> **INSTRUCTIONS FOR THE TASK**
Lines holding the string "Cluster" are the ones to copy; find them all in the data.

(Extracts from a graphics dataset)
** Begin **
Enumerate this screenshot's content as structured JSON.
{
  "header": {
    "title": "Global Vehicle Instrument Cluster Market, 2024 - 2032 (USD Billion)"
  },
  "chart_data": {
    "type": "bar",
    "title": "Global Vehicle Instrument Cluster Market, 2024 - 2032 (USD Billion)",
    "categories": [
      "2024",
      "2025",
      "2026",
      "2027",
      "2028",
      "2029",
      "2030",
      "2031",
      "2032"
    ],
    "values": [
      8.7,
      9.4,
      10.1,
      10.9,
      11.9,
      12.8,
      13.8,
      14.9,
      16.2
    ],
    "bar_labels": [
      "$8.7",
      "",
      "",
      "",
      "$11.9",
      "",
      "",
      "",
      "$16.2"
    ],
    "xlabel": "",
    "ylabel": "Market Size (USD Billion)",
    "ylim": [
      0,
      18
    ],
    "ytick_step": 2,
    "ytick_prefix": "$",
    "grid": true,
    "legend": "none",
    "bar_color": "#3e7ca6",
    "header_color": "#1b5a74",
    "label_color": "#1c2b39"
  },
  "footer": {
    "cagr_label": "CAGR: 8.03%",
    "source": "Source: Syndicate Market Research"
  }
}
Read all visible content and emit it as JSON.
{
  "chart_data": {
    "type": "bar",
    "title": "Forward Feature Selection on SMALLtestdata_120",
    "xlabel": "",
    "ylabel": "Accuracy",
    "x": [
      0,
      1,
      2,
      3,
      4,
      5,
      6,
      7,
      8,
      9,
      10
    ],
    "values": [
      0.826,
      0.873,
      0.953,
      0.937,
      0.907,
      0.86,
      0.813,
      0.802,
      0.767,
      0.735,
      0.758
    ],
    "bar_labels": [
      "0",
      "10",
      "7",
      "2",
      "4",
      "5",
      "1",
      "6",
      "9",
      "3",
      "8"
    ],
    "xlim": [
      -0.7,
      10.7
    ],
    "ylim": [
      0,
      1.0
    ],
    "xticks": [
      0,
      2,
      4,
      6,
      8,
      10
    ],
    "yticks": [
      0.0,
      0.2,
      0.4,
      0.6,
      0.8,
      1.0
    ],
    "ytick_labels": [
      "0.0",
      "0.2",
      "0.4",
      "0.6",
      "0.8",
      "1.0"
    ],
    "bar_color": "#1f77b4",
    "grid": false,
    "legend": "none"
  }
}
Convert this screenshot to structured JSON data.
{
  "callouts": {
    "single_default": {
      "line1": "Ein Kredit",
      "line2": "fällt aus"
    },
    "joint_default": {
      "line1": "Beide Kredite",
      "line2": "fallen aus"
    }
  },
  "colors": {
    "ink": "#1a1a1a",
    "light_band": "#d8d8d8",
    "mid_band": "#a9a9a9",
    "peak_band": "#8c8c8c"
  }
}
** End **
** Begin **
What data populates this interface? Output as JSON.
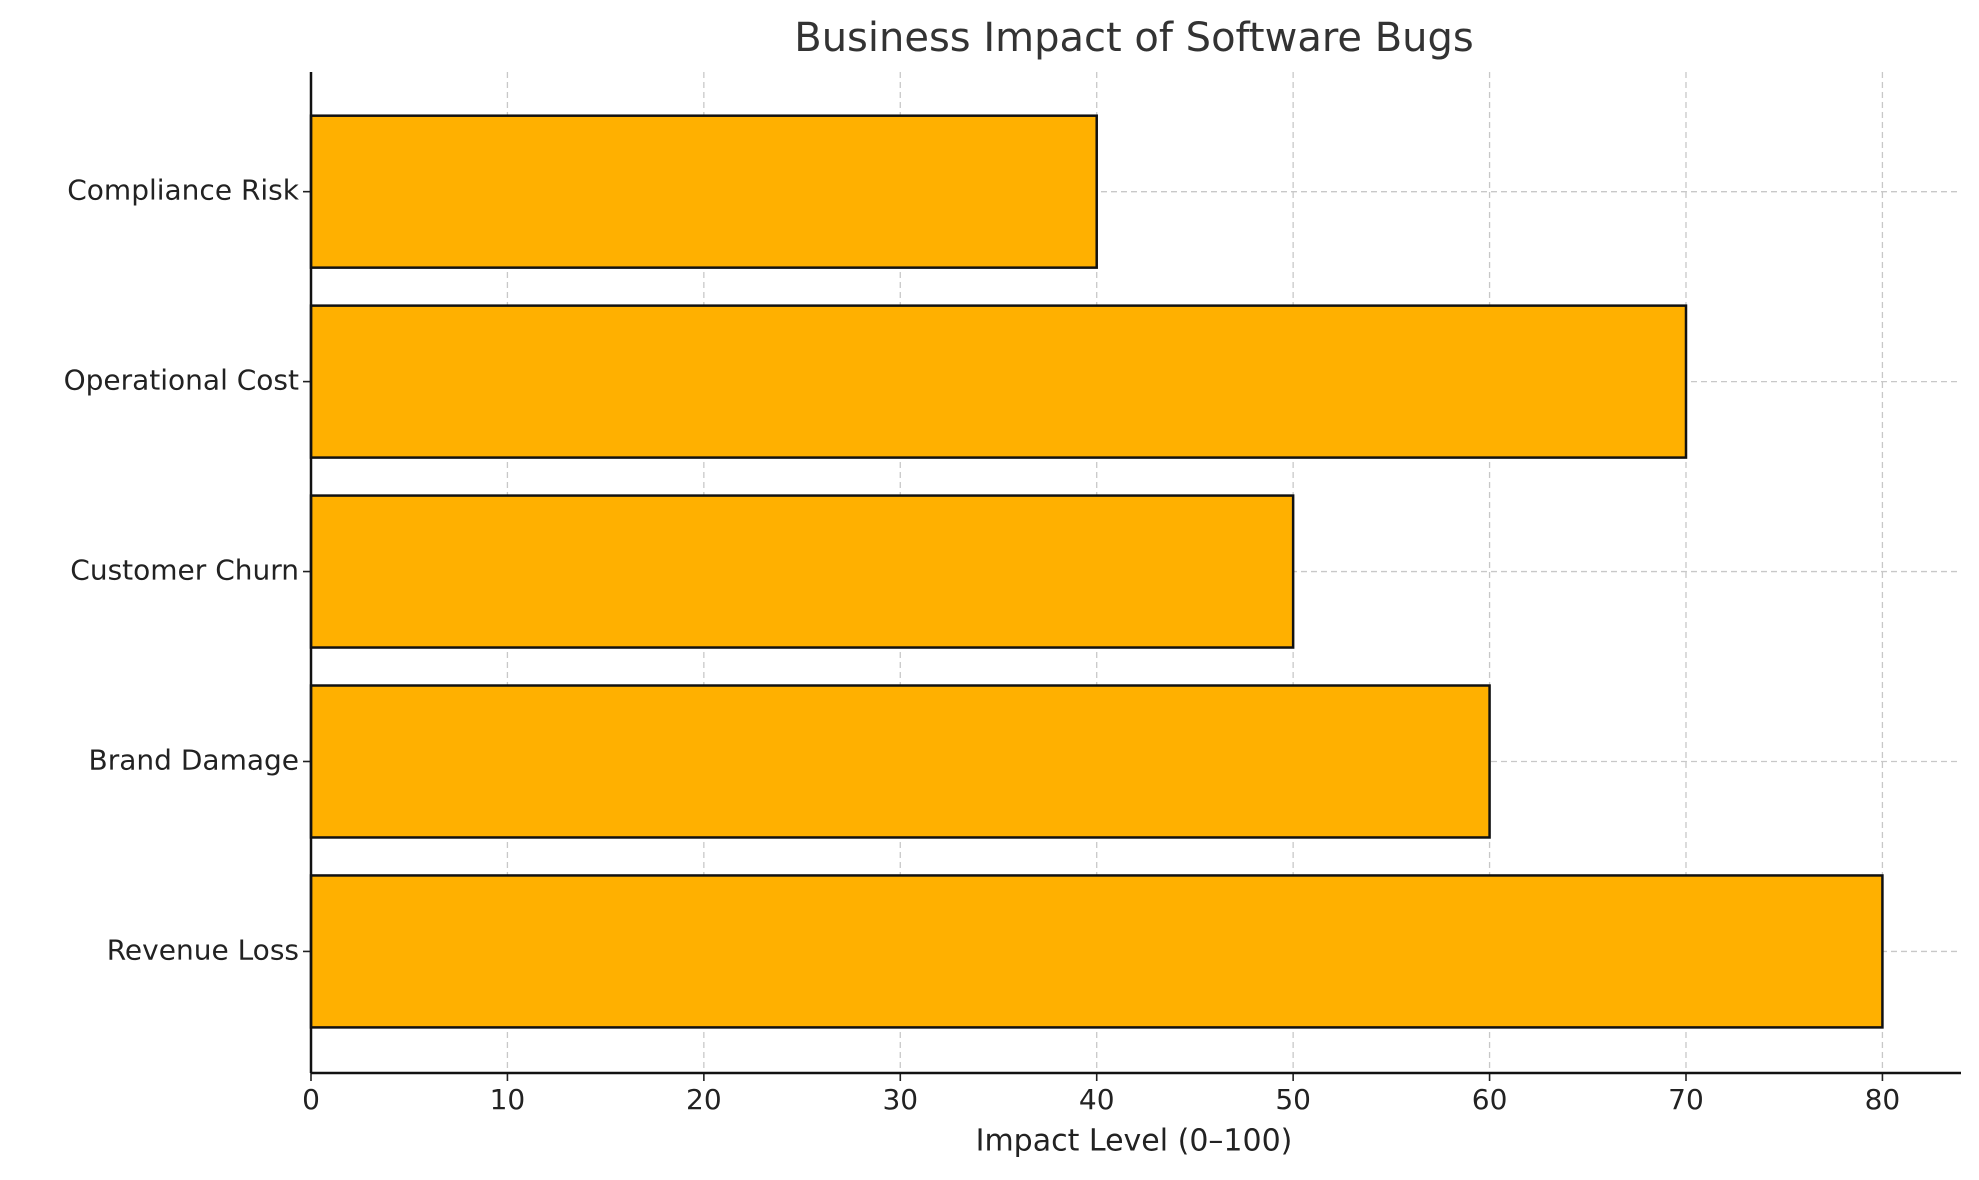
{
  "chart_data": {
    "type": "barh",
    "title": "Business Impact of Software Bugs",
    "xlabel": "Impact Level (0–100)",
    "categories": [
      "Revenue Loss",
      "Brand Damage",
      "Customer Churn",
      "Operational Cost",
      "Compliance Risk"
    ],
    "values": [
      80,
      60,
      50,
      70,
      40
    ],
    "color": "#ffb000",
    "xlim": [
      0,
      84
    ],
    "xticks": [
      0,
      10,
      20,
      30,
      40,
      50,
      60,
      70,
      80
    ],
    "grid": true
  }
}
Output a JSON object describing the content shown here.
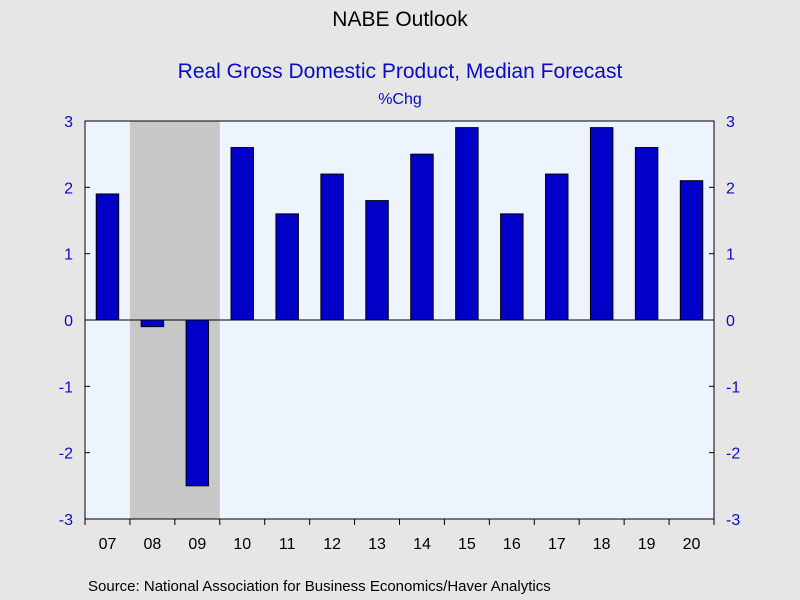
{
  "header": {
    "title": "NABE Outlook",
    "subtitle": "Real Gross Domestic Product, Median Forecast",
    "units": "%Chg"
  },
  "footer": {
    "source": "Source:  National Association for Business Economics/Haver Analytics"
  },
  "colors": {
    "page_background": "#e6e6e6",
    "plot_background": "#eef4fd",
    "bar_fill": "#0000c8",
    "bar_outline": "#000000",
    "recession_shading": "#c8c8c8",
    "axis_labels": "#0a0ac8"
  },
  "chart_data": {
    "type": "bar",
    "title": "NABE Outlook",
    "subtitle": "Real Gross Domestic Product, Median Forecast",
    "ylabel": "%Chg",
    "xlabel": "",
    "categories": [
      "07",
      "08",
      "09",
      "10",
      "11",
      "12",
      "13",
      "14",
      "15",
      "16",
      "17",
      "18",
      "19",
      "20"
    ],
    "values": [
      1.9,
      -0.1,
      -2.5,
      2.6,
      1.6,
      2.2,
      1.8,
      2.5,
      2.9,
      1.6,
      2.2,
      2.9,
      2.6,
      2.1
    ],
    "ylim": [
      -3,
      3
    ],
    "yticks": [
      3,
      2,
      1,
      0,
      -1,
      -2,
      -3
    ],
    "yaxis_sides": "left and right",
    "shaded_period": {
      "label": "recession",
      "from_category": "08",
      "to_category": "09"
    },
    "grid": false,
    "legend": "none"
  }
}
** End **
** Begin **
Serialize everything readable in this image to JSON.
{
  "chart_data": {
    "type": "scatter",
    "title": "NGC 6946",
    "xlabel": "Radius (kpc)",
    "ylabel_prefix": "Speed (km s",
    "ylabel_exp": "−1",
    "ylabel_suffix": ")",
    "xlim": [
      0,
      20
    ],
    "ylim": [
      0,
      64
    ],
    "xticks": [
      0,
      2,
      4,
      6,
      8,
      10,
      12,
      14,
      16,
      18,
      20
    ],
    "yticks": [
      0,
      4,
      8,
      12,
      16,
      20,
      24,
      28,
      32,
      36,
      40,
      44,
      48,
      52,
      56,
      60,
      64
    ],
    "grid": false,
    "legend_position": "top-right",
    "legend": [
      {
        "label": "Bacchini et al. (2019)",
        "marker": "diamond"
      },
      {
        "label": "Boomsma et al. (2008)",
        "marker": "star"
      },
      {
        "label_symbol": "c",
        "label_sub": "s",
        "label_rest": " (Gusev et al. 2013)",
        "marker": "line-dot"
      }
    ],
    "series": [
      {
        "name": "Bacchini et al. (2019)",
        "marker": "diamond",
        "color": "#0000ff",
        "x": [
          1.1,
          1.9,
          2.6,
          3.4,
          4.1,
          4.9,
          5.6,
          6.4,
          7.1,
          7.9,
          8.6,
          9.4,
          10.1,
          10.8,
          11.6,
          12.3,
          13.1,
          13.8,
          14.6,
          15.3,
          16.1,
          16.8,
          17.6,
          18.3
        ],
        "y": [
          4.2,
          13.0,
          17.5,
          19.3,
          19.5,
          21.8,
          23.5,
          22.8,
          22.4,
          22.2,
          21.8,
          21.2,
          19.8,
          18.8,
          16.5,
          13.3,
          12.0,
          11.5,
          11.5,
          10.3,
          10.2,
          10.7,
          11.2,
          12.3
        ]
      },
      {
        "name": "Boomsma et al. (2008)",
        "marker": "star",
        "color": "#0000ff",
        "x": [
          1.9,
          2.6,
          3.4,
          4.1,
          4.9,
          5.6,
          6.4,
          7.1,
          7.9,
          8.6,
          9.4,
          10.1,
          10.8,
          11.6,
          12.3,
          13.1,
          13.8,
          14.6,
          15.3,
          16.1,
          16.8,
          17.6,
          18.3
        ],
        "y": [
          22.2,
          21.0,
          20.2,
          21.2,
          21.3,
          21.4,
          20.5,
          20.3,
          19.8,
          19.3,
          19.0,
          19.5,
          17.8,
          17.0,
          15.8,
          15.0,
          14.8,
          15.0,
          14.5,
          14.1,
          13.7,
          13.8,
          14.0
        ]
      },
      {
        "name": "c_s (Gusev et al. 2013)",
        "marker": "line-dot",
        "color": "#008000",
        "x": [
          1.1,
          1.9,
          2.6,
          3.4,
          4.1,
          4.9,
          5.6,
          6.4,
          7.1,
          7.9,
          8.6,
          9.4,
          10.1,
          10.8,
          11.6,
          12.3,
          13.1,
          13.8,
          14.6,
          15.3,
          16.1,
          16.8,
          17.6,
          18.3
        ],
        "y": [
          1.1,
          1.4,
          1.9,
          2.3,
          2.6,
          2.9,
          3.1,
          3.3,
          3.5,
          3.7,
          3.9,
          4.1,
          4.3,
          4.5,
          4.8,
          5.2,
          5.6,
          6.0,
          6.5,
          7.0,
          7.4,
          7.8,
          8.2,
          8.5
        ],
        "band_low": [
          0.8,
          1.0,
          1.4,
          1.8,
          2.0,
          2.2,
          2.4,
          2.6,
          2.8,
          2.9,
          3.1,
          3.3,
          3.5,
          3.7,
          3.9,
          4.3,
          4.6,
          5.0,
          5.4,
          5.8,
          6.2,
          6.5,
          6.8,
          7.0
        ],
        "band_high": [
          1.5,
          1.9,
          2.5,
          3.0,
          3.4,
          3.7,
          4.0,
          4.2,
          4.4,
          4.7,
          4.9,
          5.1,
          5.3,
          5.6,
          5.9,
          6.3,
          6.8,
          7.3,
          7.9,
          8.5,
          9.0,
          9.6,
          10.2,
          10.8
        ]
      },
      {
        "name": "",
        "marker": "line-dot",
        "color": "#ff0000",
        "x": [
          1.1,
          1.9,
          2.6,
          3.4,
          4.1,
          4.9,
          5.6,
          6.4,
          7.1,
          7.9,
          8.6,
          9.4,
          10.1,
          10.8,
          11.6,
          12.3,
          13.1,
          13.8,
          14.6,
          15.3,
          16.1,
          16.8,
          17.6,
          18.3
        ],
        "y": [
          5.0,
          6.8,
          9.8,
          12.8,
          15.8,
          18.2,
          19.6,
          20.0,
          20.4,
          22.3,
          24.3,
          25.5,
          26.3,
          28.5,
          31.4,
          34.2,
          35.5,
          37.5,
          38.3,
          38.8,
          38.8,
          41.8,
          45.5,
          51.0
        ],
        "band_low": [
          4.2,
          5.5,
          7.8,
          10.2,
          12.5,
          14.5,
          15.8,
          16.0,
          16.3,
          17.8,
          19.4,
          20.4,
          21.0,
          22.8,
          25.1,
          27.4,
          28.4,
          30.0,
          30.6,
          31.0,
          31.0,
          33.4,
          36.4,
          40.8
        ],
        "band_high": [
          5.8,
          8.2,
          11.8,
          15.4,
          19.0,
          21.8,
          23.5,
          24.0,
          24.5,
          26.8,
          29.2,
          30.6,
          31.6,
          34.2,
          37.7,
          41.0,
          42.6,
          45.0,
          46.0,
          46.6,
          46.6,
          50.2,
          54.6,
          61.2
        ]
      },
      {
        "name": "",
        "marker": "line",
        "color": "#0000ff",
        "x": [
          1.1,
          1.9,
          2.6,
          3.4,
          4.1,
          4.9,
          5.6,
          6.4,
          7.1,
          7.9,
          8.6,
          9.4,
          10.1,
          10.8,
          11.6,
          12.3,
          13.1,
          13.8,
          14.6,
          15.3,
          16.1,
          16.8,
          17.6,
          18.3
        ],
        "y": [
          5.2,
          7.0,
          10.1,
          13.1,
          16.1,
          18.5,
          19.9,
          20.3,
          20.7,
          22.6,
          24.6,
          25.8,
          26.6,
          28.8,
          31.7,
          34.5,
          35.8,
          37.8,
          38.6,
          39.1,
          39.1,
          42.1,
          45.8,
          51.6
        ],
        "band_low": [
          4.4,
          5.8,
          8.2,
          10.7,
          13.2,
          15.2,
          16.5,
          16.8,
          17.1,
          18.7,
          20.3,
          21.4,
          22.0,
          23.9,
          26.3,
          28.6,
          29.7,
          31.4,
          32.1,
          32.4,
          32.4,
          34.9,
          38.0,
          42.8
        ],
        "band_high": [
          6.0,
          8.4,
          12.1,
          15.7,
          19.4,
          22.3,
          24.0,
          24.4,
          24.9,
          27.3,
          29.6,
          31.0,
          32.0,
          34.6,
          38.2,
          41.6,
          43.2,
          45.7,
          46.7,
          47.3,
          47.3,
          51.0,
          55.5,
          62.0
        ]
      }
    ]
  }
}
** End **
> **RESULT**
    "title": "Global Vehicle Instrument Cluster Market, 2024 - 2032 (USD Billion)"
    "title": "Global Vehicle Instrument Cluster Market, 2024 - 2032 (USD Billion)",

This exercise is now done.